• **WHAT YOU WILL DO**
Search the listing for "thực" and copy every line where it appears.
** START DATA PROVIDED **
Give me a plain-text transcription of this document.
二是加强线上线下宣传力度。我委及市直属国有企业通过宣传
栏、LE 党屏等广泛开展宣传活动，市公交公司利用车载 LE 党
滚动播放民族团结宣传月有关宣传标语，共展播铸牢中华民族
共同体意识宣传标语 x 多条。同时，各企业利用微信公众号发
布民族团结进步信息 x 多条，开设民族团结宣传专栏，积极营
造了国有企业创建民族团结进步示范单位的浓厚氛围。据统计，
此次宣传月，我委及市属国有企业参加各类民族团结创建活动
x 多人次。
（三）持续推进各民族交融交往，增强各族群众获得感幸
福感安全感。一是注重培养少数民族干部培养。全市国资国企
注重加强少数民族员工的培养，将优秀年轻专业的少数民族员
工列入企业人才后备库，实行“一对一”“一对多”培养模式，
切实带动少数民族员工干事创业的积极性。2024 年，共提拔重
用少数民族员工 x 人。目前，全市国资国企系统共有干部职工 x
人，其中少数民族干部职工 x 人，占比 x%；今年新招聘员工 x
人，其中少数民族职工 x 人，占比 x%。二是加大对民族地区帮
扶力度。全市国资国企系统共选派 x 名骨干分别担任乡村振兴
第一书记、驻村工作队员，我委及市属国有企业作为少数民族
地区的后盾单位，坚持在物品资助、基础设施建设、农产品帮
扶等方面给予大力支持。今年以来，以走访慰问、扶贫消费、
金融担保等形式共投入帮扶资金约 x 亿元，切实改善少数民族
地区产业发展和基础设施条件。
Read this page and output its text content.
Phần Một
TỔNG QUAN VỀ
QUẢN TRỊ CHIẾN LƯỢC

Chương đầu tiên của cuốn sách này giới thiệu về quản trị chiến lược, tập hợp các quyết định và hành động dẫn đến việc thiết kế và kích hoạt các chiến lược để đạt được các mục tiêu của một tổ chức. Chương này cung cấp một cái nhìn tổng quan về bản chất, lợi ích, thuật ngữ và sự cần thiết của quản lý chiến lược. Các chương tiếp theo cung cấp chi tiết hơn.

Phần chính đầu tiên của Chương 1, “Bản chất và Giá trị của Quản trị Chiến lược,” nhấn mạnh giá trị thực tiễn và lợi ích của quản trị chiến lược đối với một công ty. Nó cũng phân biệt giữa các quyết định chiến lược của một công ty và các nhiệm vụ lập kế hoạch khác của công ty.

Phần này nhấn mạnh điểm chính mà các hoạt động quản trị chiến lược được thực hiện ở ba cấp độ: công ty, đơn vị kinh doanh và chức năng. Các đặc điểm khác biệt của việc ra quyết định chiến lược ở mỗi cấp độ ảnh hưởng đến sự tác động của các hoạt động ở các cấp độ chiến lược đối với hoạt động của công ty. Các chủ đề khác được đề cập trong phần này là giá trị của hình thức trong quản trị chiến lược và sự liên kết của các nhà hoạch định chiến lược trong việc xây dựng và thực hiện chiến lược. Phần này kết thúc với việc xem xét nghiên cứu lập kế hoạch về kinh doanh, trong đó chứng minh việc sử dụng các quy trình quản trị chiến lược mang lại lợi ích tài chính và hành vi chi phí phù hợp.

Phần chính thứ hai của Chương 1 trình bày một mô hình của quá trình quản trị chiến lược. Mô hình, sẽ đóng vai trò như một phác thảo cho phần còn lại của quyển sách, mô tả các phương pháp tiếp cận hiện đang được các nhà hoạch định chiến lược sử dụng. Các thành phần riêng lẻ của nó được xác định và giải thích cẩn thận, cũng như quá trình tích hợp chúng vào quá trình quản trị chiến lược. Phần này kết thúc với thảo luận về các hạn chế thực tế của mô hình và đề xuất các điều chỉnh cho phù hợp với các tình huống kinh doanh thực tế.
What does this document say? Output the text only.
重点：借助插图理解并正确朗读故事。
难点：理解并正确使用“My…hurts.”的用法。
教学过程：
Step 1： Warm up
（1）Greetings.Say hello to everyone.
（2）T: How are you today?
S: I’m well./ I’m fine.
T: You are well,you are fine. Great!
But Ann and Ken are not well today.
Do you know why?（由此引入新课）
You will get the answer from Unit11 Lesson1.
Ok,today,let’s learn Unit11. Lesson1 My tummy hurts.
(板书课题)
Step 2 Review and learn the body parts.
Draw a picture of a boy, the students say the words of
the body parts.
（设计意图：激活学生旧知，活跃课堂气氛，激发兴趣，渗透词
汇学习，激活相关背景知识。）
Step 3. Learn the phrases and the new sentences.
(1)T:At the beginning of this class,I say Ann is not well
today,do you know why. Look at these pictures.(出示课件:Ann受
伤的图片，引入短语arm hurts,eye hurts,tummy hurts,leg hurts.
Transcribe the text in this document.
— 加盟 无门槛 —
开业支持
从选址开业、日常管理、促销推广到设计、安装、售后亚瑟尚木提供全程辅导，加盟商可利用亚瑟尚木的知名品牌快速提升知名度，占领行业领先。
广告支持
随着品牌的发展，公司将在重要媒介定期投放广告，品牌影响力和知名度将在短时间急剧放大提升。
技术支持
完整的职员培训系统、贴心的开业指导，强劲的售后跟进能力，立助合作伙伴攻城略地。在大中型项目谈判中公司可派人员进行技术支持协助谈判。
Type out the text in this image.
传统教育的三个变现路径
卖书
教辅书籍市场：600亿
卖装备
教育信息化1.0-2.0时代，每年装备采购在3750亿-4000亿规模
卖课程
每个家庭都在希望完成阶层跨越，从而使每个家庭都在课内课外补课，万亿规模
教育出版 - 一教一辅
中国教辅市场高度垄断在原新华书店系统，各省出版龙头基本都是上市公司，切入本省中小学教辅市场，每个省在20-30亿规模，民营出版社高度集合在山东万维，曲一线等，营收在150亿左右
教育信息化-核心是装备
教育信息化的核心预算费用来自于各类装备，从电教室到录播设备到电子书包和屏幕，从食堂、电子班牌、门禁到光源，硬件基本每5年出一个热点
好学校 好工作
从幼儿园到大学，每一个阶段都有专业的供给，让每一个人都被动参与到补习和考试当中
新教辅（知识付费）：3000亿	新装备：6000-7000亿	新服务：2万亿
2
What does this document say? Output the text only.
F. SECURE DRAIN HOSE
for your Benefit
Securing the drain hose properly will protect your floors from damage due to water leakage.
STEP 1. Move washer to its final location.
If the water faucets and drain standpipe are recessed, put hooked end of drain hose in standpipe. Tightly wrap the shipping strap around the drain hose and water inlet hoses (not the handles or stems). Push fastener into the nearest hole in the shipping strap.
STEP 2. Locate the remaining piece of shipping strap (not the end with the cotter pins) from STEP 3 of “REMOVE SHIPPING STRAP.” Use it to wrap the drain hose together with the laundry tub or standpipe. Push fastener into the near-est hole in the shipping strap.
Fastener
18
** END DATA PROVIDED **
• **TASK RESULT**
Phần chính đầu tiên của Chương 1, “Bản chất và Giá trị của Quản trị Chiến lược,” nhấn mạnh giá trị thực tiễn và lợi ích của quản trị chiến lược đối với một công ty. Nó cũng phân biệt giữa các quyết định chiến lược của một công ty và các nhiệm vụ lập kế hoạch khác của công ty.
Phần này nhấn mạnh điểm chính mà các hoạt động quản trị chiến lược được thực hiện ở ba cấp độ: công ty, đơn vị kinh doanh và chức năng. Các đặc điểm khác biệt của việc ra quyết định chiến lược ở mỗi cấp độ ảnh hưởng đến sự tác động của các hoạt động ở các cấp độ chiến lược đối với hoạt động của công ty. Các chủ đề khác được đề cập trong phần này là giá trị của hình thức trong quản trị chiến lược và sự liên kết của các nhà hoạch định chiến lược trong việc xây dựng và thực hiện chiến lược. Phần này kết thúc với việc xem xét nghiên cứu lập kế hoạch về kinh doanh, trong đó chứng minh việc sử dụng các quy trình quản trị chiến lược mang lại lợi ích tài chính và hành vi chi phí phù hợp.
Phần chính thứ hai của Chương 1 trình bày một mô hình của quá trình quản trị chiến lược. Mô hình, sẽ đóng vai trò như một phác thảo cho phần còn lại của quyển sách, mô tả các phương pháp tiếp cận hiện đang được các nhà hoạch định chiến lược sử dụng. Các thành phần riêng lẻ của nó được xác định và giải thích cẩn thận, cũng như quá trình tích hợp chúng vào quá trình quản trị chiến lược. Phần này kết thúc với thảo luận về các hạn chế thực tế của mô hình và đề xuất các điều chỉnh cho phù hợp với các tình huống kinh doanh thực tế.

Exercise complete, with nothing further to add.